═══ Provided passage

The following piece was written by a
friend, Adil Shamoo, born of a Chaldean family in Baghdad, who
teaches at the University of Maryland. It was published (9/18/12) by
Foreign Policy In Focus , a project of the Institute
for Policy Studies.
No to War with Iran
Israel
and the United States have waged a campaign of cyberwarfare and
covert operations against Iran for the past several years. If Iran
had taken similar actions toward Israel or the United States, we
would have considered it a declaration of open war. [Editor's note:
a recent Washington Post
article cited the State Department's top lawyer as saying that
cyberattacks may be considered an "act of war." - A.P.]
Iran is working hard to develop nuclear
capability—if not an actual weapon—despite its repeated denials.
After all, Iran is surrounded by the U.S. military might, and its
primary regional rival—Israel—has possessed a sizable nuclear
arsenal for decades. Nuclear proliferation is never desirable, but
for Iran it could fit with a perfectly rational strategic calculus.

══════
═══ Given information

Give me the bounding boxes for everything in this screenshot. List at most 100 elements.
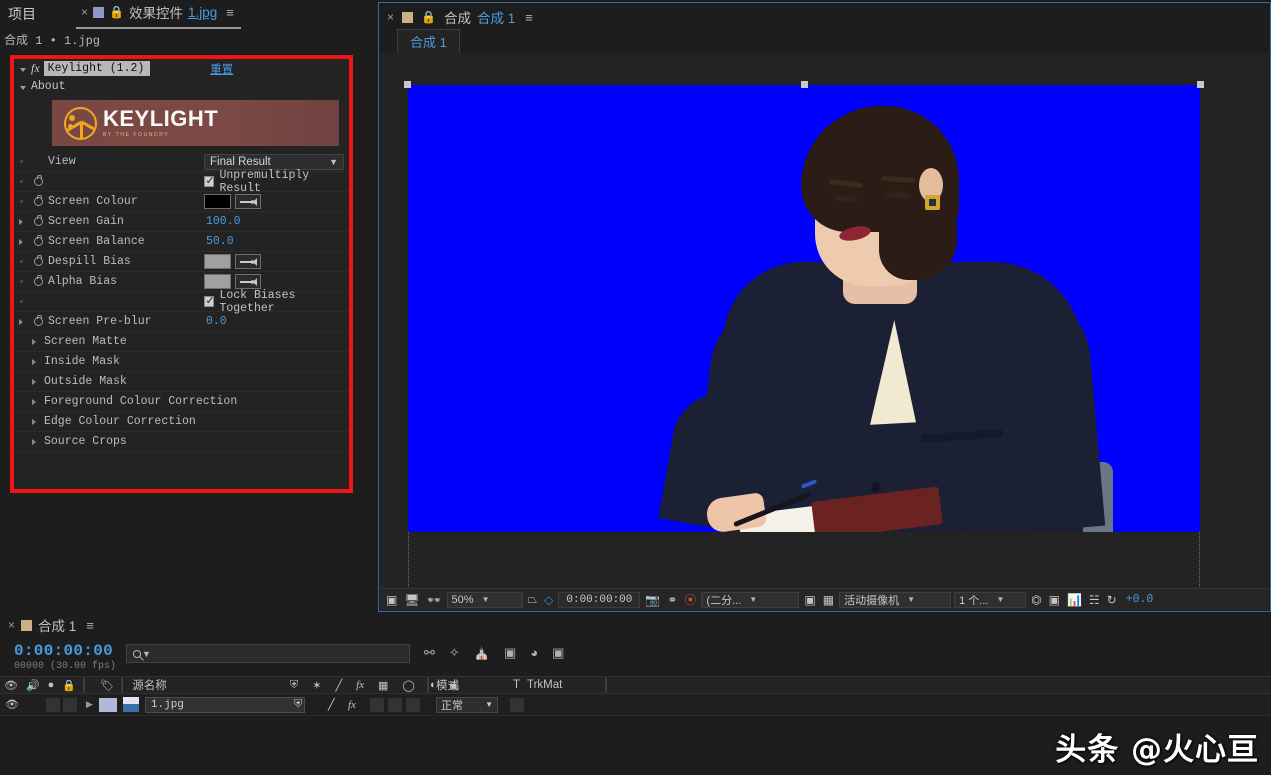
draft-3d-icon[interactable]: ✧ [449, 645, 460, 661]
track-matte-cell[interactable] [510, 697, 524, 712]
frame-handle[interactable] [801, 81, 808, 88]
expand-arrow-icon[interactable]: ▶ [86, 699, 93, 710]
effect-name[interactable]: Keylight (1.2) [43, 61, 151, 76]
hide-shy-layers-icon[interactable]: ⛪ [474, 645, 490, 661]
layer-label-swatch[interactable] [98, 697, 117, 712]
fx-icon[interactable]: fx [352, 679, 368, 691]
expand-arrow-icon[interactable] [32, 338, 36, 345]
unpremultiply-checkbox[interactable]: Unpremultiply Result [204, 169, 349, 195]
switch-cell[interactable] [388, 697, 402, 712]
current-time[interactable]: 0:00:00:00 [14, 642, 116, 660]
section-foreground-colour-correction[interactable]: Foreground Colour Correction [14, 392, 349, 412]
viewer-canvas[interactable] [380, 53, 1269, 588]
stopwatch-icon[interactable] [28, 234, 48, 246]
solo-icon[interactable]: ● [44, 679, 59, 691]
resolution-select[interactable]: (二分... ▼ [701, 591, 800, 608]
stopwatch-icon[interactable] [28, 254, 48, 266]
expand-arrow[interactable] [14, 218, 28, 225]
param-row-screen-gain[interactable]: Screen Gain 100.0 [14, 212, 349, 232]
alpha-bias-swatch[interactable] [204, 274, 231, 289]
param-row-unpremultiply[interactable]: Unpremultiply Result [14, 169, 349, 195]
about-section-header[interactable]: About [14, 78, 349, 95]
layer-visibility-toggle[interactable]: 👁 [0, 698, 24, 711]
composition-frame[interactable] [404, 81, 1204, 532]
reset-button[interactable]: 重置 [210, 61, 233, 77]
fx-icon[interactable]: fx [348, 699, 356, 711]
exposure-value[interactable]: +0.0 [1126, 593, 1154, 606]
audio-speaker-icon[interactable]: 🔊 [22, 679, 44, 692]
comp-navigator-chip[interactable]: 合成 1 [397, 29, 460, 55]
expand-arrow-icon[interactable] [32, 378, 36, 385]
snapshot-icon[interactable]: 📷 [643, 593, 662, 607]
comp-flowchart-icon[interactable]: ☵ [1087, 593, 1102, 607]
timeline-icon[interactable]: 📊 [1065, 593, 1084, 607]
param-row-despill-bias[interactable]: Despill Bias [14, 252, 349, 272]
alpha-bias-controls[interactable] [204, 274, 261, 289]
show-snapshot-icon[interactable]: ⚭ [665, 593, 679, 607]
switch-cell[interactable] [406, 697, 420, 712]
lock-icon[interactable]: 🔒 [421, 10, 436, 25]
frame-handle[interactable] [404, 81, 411, 88]
zoom-select[interactable]: 50% ▼ [446, 591, 523, 608]
always-preview-icon[interactable]: ▣ [384, 593, 399, 607]
toggle-mask-icon[interactable]: ▦ [821, 593, 836, 607]
stopwatch-icon[interactable] [28, 314, 48, 326]
stopwatch-icon[interactable] [28, 174, 48, 186]
table-row[interactable]: 👁 ▶ 1.jpg ⛨ ╱ fx 正常 ▼ [0, 694, 1271, 716]
reset-exposure-icon[interactable]: ↻ [1105, 593, 1119, 607]
3d-layer-icon[interactable]: ✶ [308, 679, 325, 692]
expand-arrow-icon[interactable] [32, 398, 36, 405]
stopwatch-icon[interactable] [28, 274, 48, 286]
parent-icon[interactable]: ⛨ [286, 679, 302, 692]
search-input[interactable]: ▼ [126, 644, 410, 663]
eyedropper-icon[interactable] [235, 254, 261, 269]
tab-effect-controls[interactable]: × 🔒 效果控件 1.jpg ≡ [76, 0, 241, 29]
frame-blending-icon[interactable]: ▣ [504, 645, 516, 661]
column-source-name[interactable]: 源名称 [132, 677, 167, 693]
param-row-screen-colour[interactable]: Screen Colour [14, 192, 349, 212]
layer-lock-cell[interactable] [62, 697, 77, 712]
views-select[interactable]: 1 个... ▼ [954, 591, 1027, 608]
effect-header[interactable]: fx Keylight (1.2) 重置 [14, 59, 349, 78]
frame-handle[interactable] [1197, 81, 1204, 88]
screen-colour-swatch[interactable] [204, 194, 231, 209]
section-inside-mask[interactable]: Inside Mask [14, 352, 349, 372]
label-icon[interactable]: 🏷 [96, 679, 118, 692]
stopwatch-icon[interactable] [28, 214, 48, 226]
current-time-display[interactable]: 0:00:00:00 00000 (30.00 fps) [0, 636, 116, 672]
expand-arrow[interactable] [14, 318, 28, 325]
region-of-interest-icon[interactable]: ◇ [542, 593, 555, 607]
lock-biases-checkbox[interactable]: Lock Biases Together [204, 289, 349, 315]
layer-solo-cell[interactable] [45, 697, 60, 712]
layer-mode-select[interactable]: 正常 ▼ [436, 696, 498, 713]
layer-name[interactable]: 1.jpg [144, 696, 305, 713]
column-trkmat[interactable]: TrkMat [527, 679, 562, 691]
graph-editor-icon[interactable]: ▣ [552, 645, 564, 661]
param-row-screen-pre-blur[interactable]: Screen Pre-blur 0.0 [14, 312, 349, 332]
section-source-crops[interactable]: Source Crops [14, 432, 349, 452]
checkbox-icon[interactable] [204, 174, 215, 187]
panel-menu-icon[interactable]: ≡ [525, 10, 533, 25]
expand-arrow-icon[interactable] [32, 418, 36, 425]
param-row-screen-balance[interactable]: Screen Balance 50.0 [14, 232, 349, 252]
close-icon[interactable]: × [8, 618, 15, 632]
switch-cell[interactable] [370, 697, 384, 712]
camera-select[interactable]: 活动摄像机 ▼ [839, 591, 952, 608]
motion-blur-switch-icon[interactable]: ╱ [328, 698, 335, 711]
section-screen-matte[interactable]: Screen Matte [14, 332, 349, 352]
transparency-grid-icon[interactable]: ▣ [802, 593, 817, 607]
param-value-screen-balance[interactable]: 50.0 [206, 235, 234, 248]
close-icon[interactable]: × [387, 10, 394, 24]
column-mode[interactable]: 模式 [436, 677, 459, 693]
monitor-icon[interactable]: 🖥 [402, 593, 421, 607]
motion-blur-switch-icon[interactable]: ╱ [331, 679, 346, 692]
grid-guides-icon[interactable]: ⏢ [526, 592, 540, 607]
tab-project[interactable]: 项目 [0, 4, 36, 24]
despill-bias-swatch[interactable] [204, 254, 231, 269]
channels-icon[interactable]: ⦿ [682, 591, 698, 608]
parent-icon[interactable]: ⛨ [294, 698, 302, 711]
chevron-down-icon[interactable] [20, 67, 26, 72]
motion-blur-icon[interactable]: ◕ [530, 645, 538, 661]
param-value-screen-pre-blur[interactable]: 0.0 [206, 315, 227, 328]
expand-arrow-icon[interactable] [32, 438, 36, 445]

══════

## Problems to solve
[1] Answer these questions using the piece on war with Iran:
(a) At which university does Adil Shamoo teach?
(b) Foreign Policy In Focus is a project of which organization?
(c) In the editor's note, who is cited as saying that cyberattacks may be considered an "act of war"?
[2] Carry on the piece on war with Iran from the point where it stops.

## Answers provided
[1]
(a) The University of Maryland.
(b) The Institute for Policy Studies.
(c) The State Department's top lawyer.

[2]
Recent U.S. and Israeli
wars in the region drive this point home emphatically. In fact, these
conflicts—variously pitting the strongest military in the world and
the strongest in the Middle East against a host of weaker
rivals—cannot rightly be called wars. They are massacres. The kill
ratio of the powerful versus the weak fluctuates from 10 to 1 to over
one 100 to 1. Take the most glaring example, the 2008-2009 Israeli
invasion of Gaza. Gazans suffered 1,500 deaths and 5,000 wounded
compared to just 12 Israeli deaths.
Elsewhere, Americans were coerced into
war with Iraq by the myth of a mushroom cloud and the farcical notion
of eliminating terrorists in Afghanistan. These manufactured reasons
for war increased anti-American hatred and strengthened the
terrorists’ reach.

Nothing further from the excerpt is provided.